- **What to work on**: Could you transcribe every record below exactly as written, leaving out any pictures?

▽

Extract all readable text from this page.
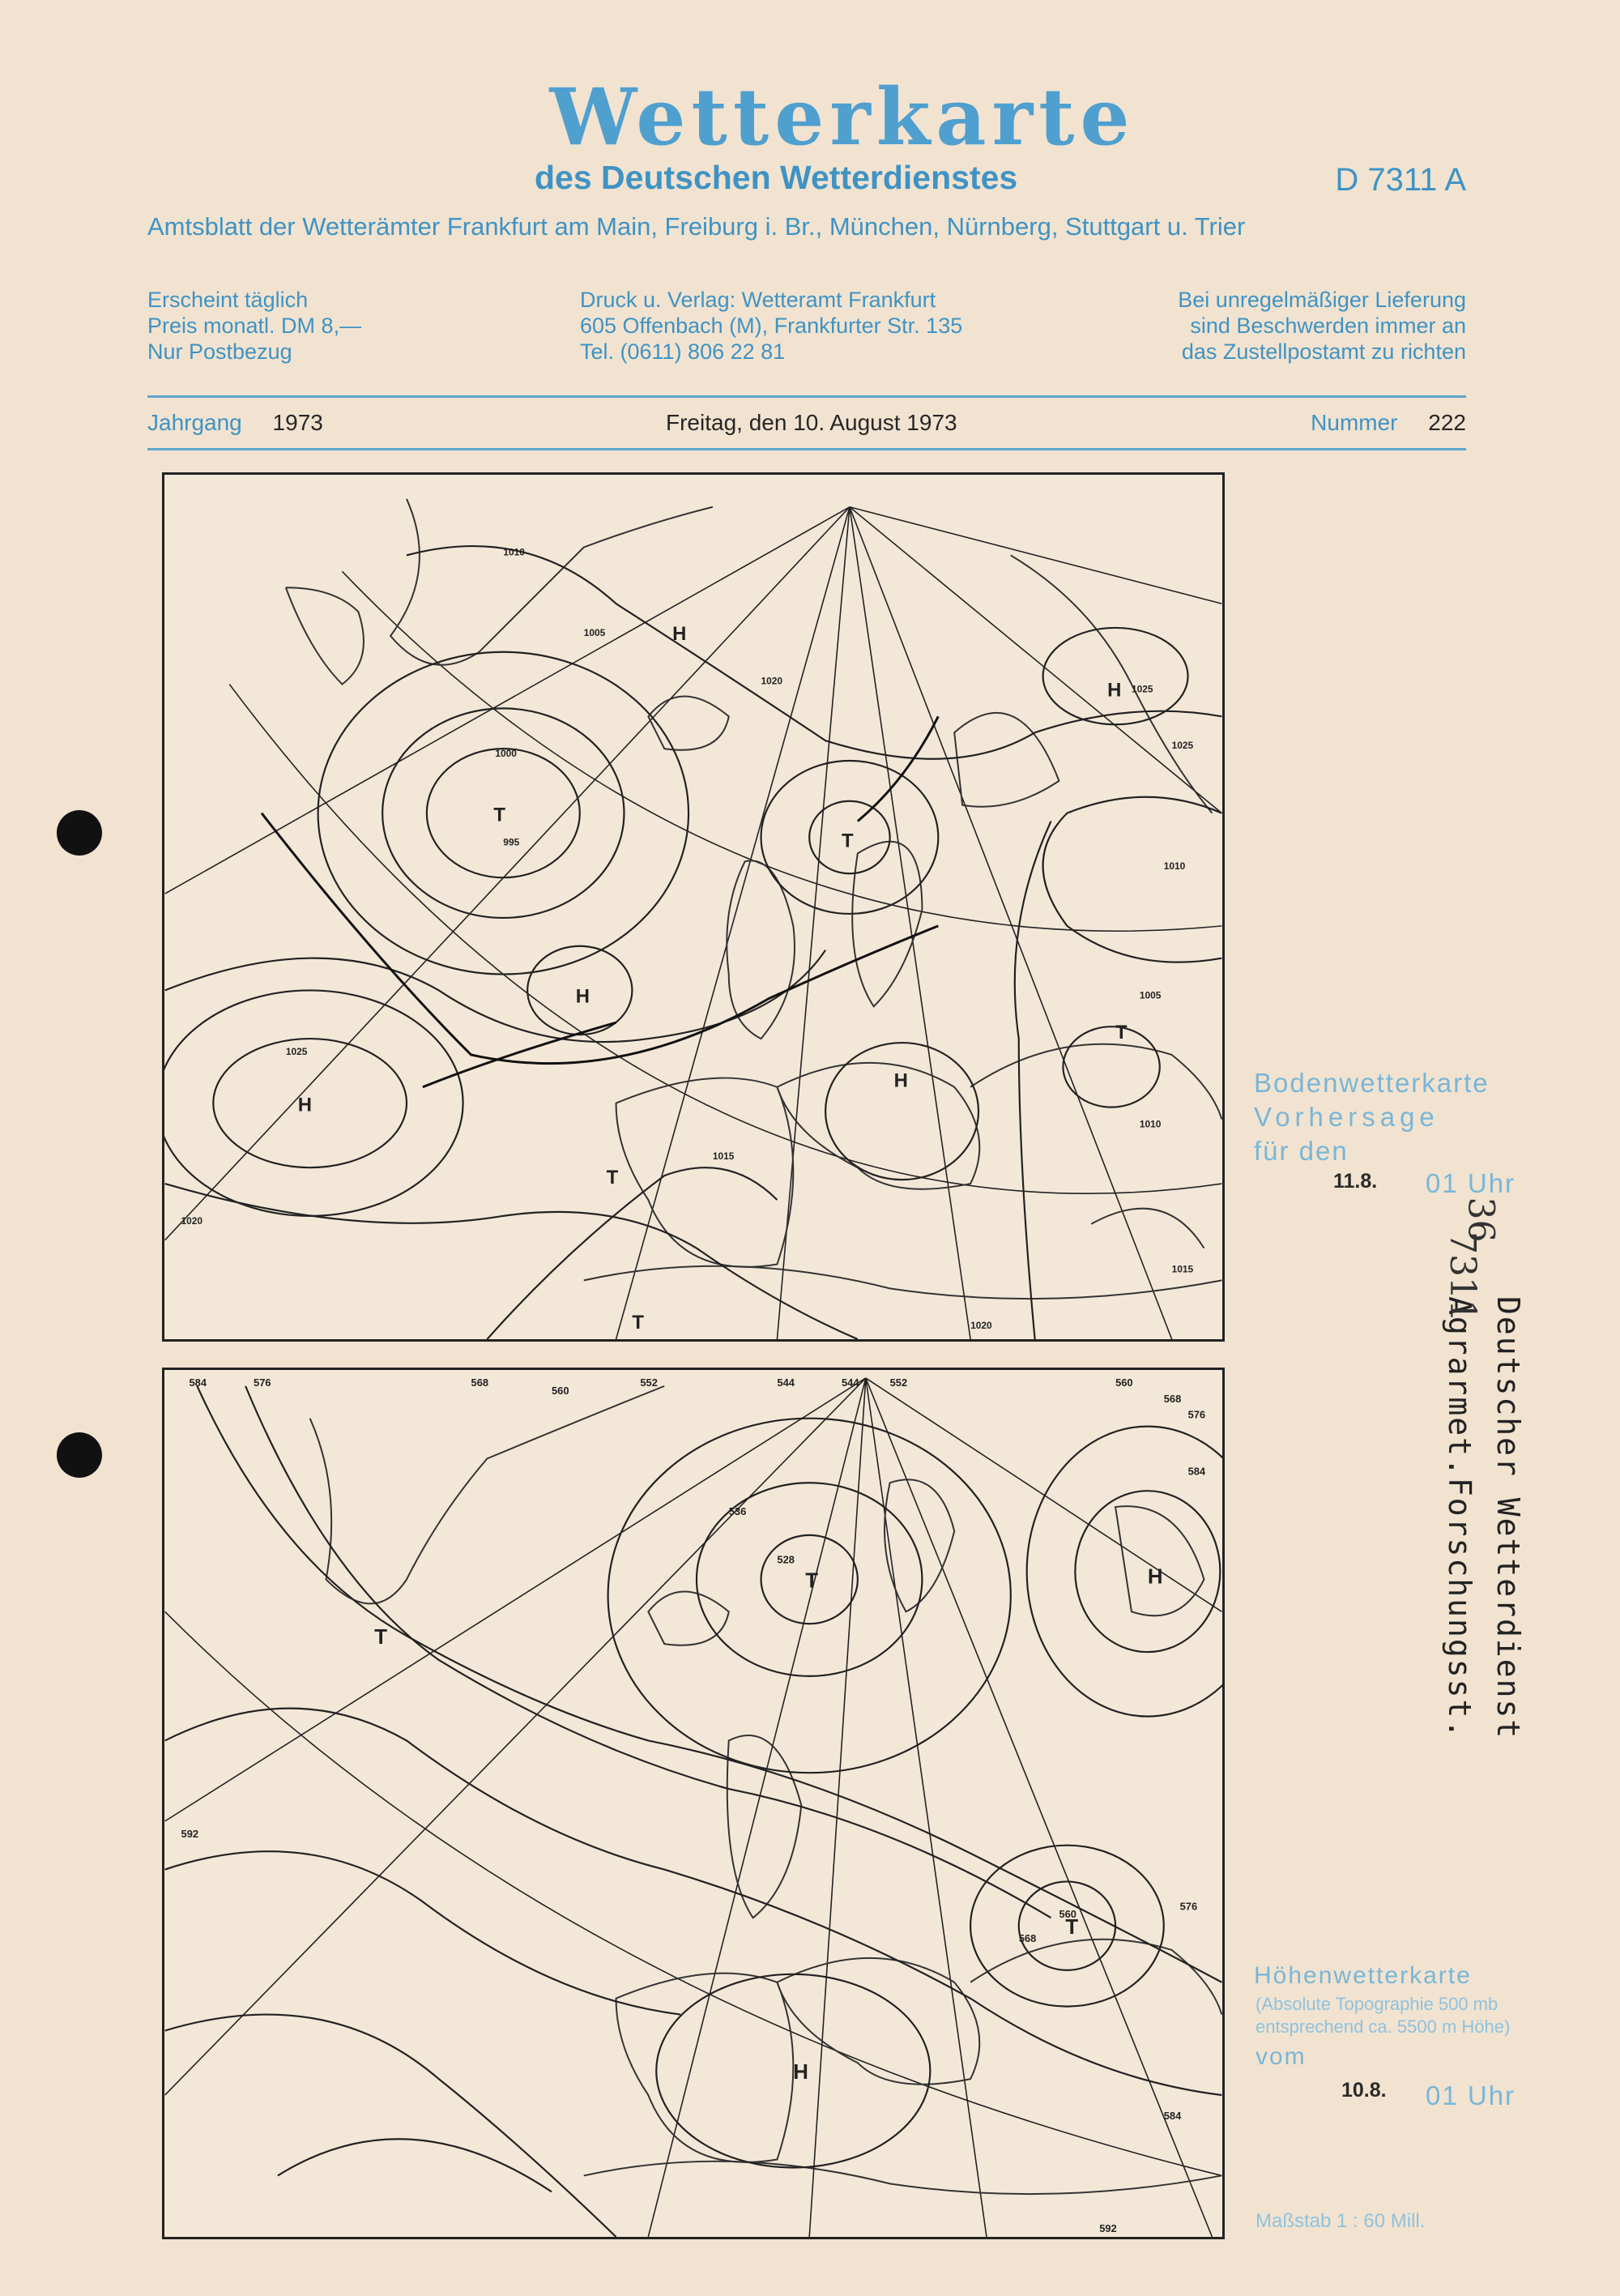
Wetterkarte
des Deutschen Wetterdienstes	D 7311 A
Amtsblatt der Wetterämter Frankfurt am Main, Freiburg i. Br., München, Nürnberg, Stuttgart u. Trier
Erscheint täglich
Preis monatl. DM 8,—
Nur Postbezug
Druck u. Verlag: Wetteramt Frankfurt
605 Offenbach (M), Frankfurter Str. 135
Tel. (0611) 806 22 81
Bei unregelmäßiger Lieferung
sind Beschwerden immer an
das Zustellpostamt zu richten
Jahrgang 1973	Freitag, den 10. August 1973	Nummer 222
H
H
H
H
H
T
T
T
T
T
1010
1005
1020
1025
1000
995
1025
1015
1025
1020
1010
1005
1010
1015
1020
584	576	568
560
552	544	544	552	560
568
576
584
536
528
592
560
568
576
584
592
H
H
T
T
T
Bodenwetterkarte
Vorhersage
für den
11.8. 01 Uhr
Höhenwetterkarte
(Absolute Topographie 500 mb
entsprechend ca. 5500 m Höhe)
vom
10.8. 01 Uhr
Maßstab 1 : 60 Mill.
Deutscher Wetterdienst
Agrarmet.Forschungsst.
36
7311
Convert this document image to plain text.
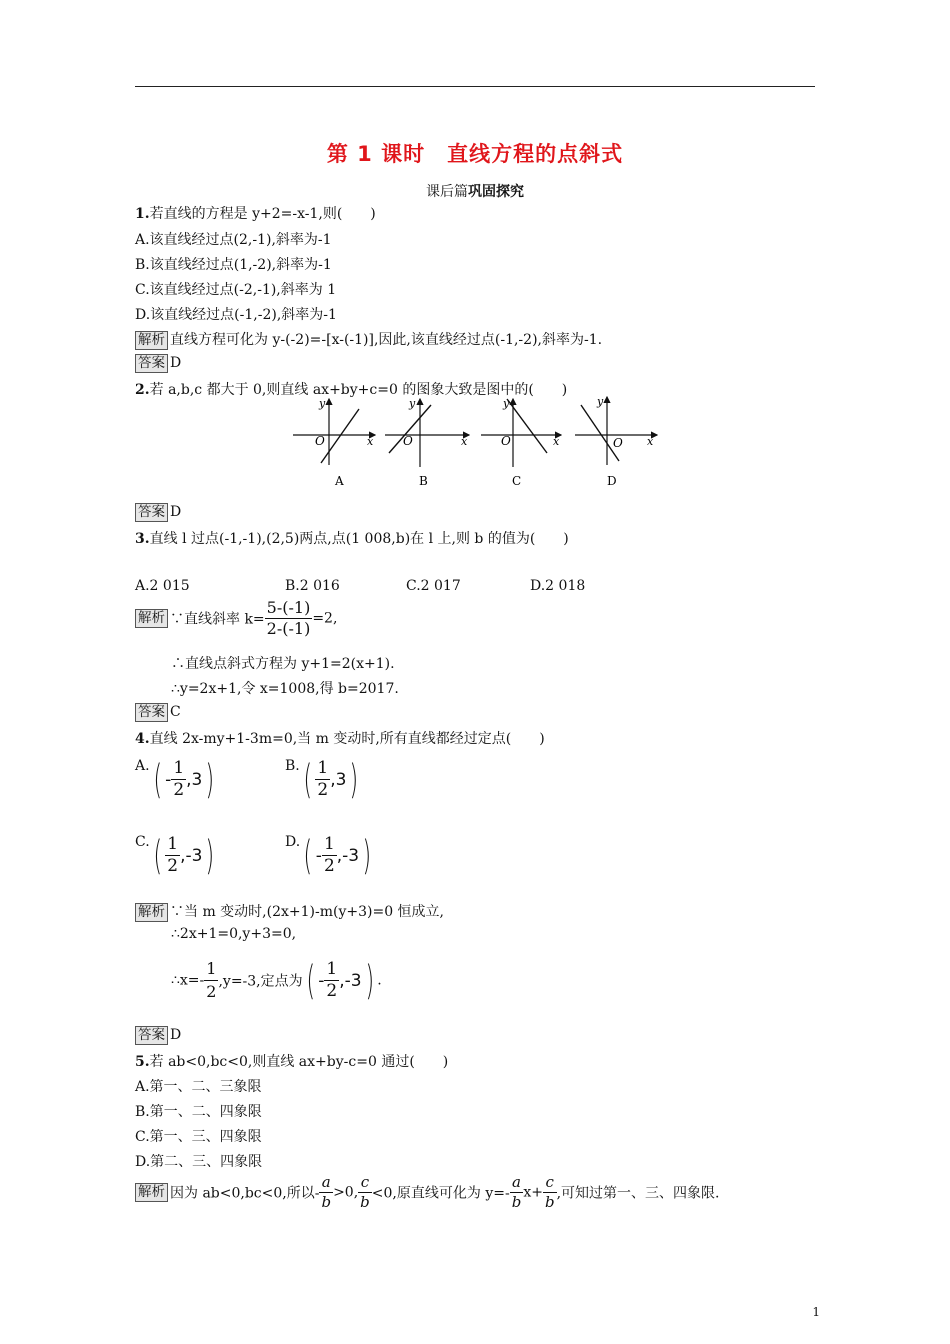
第 1 课时　直线方程的点斜式
课后篇巩固探究
1.若直线的方程是 y+2=-x-1,则(　　)
A.该直线经过点(2,-1),斜率为-1
B.该直线经过点(1,-2),斜率为-1
C.该直线经过点(-2,-1),斜率为 1
D.该直线经过点(-1,-2),斜率为-1
解析 直线方程可化为 y-(-2)=-[x-(-1)],因此,该直线经过点(-1,-2),斜率为-1.
答案 D
2.若 a,b,c 都大于 0,则直线 ax+by+c=0 的图象大致是图中的(　　)
O	x
y
A
O	x
y
B
O	x
y
C
O x
y
D
答案 D
3.直线 l 过点(-1,-1),(2,5)两点,点(1 008,b)在 l 上,则 b 的值为(　　)
A.2 015	B.2 016	C.2 017	D.2 018
解析 ∵直线斜率 $k= \frac{5-(-1)}{2-(-1)} =2$,
∴直线点斜式方程为 y+1=2(x+1).
∴y=2x+1,令 x=1008,得 b=2017.
答案 C
4.直线 2x-my+1-3m=0,当 m 变动时,所有直线都经过定点(　　)
$A.( - \frac{1}{2} ,3)$	$B.( \frac{1}{2} ,3)$
$C.( \frac{1}{2} ,-3)$	$D.( - \frac{1}{2} ,-3)$
解析 ∵当 m 变动时,(2x+1)-m(y+3)=0 恒成立,
∴2x+1=0,y+3=0,
∴x=- $\frac{1}{2} ,y=-3$,定点为( - $\frac{1}{2} ,-3$) .
答案 D
5.若 ab<0,bc<0,则直线 ax+by-c=0 通过(　　)
A.第一、二、三象限
B.第一、二、四象限
C.第一、三、四象限
D.第二、三、四象限
解析 因为 ab<0,bc<0,所以- $\frac{a}{b} >0$, $\frac{c}{b} <0$,原直线可化为 $y=- \frac{a}{b} x+ \frac{c}{b}$ ,可知过第一、三、四象限.
1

△

- **Finished exercise**:
Extract all readable text from this page.
Wetterkarte
des Deutschen Wetterdienstes	D 7311 A
Amtsblatt der Wetterämter Frankfurt am Main, Freiburg i. Br., München, Nürnberg, Stuttgart u. Trier
Erscheint täglich
Preis monatl. DM 8,—
Nur Postbezug
Druck u. Verlag: Wetteramt Frankfurt
605 Offenbach (M), Frankfurter Str. 135
Tel. (0611) 806 22 81
Bei unregelmäßiger Lieferung
sind Beschwerden immer an
das Zustellpostamt zu richten
Jahrgang 1973	Freitag, den 10. August 1973	Nummer 222
H
H
H
H
H
T
T
T
T
T
1010
1005
1020
1025
1000
995
1025
1015
1025
1020
1010
1005
1010
1015
1020
584	576	568
560
552	544	544	552	560
568
576
584
536
528
592
560
568
576
584
592
H
H
T
T
T
Bodenwetterkarte
Vorhersage
für den
11.8. 01 Uhr
Höhenwetterkarte
(Absolute Topographie 500 mb
entsprechend ca. 5500 m Höhe)
vom
10.8. 01 Uhr
Maßstab 1 : 60 Mill.
Deutscher Wetterdienst
Agrarmet.Forschungsst.
36
7311
Convert this document image to plain text.
第 1 课时　直线方程的点斜式
课后篇巩固探究
1.若直线的方程是 y+2=-x-1,则(　　)
A.该直线经过点(2,-1),斜率为-1
B.该直线经过点(1,-2),斜率为-1
C.该直线经过点(-2,-1),斜率为 1
D.该直线经过点(-1,-2),斜率为-1
解析 直线方程可化为 y-(-2)=-[x-(-1)],因此,该直线经过点(-1,-2),斜率为-1.
答案 D
2.若 a,b,c 都大于 0,则直线 ax+by+c=0 的图象大致是图中的(　　)
O	x
y
A
O	x
y
B
O	x
y
C
O x
y
D
答案 D
3.直线 l 过点(-1,-1),(2,5)两点,点(1 008,b)在 l 上,则 b 的值为(　　)
A.2 015	B.2 016	C.2 017	D.2 018
解析 ∵直线斜率 $k= \frac{5-(-1)}{2-(-1)} =2$,
∴直线点斜式方程为 y+1=2(x+1).
∴y=2x+1,令 x=1008,得 b=2017.
答案 C
4.直线 2x-my+1-3m=0,当 m 变动时,所有直线都经过定点(　　)
$A.( - \frac{1}{2} ,3)$	$B.( \frac{1}{2} ,3)$
$C.( \frac{1}{2} ,-3)$	$D.( - \frac{1}{2} ,-3)$
解析 ∵当 m 变动时,(2x+1)-m(y+3)=0 恒成立,
∴2x+1=0,y+3=0,
∴x=- $\frac{1}{2} ,y=-3$,定点为( - $\frac{1}{2} ,-3$) .
答案 D
5.若 ab<0,bc<0,则直线 ax+by-c=0 通过(　　)
A.第一、二、三象限
B.第一、二、四象限
C.第一、三、四象限
D.第二、三、四象限
解析 因为 ab<0,bc<0,所以- $\frac{a}{b} >0$, $\frac{c}{b} <0$,原直线可化为 $y=- \frac{a}{b} x+ \frac{c}{b}$ ,可知过第一、三、四象限.
1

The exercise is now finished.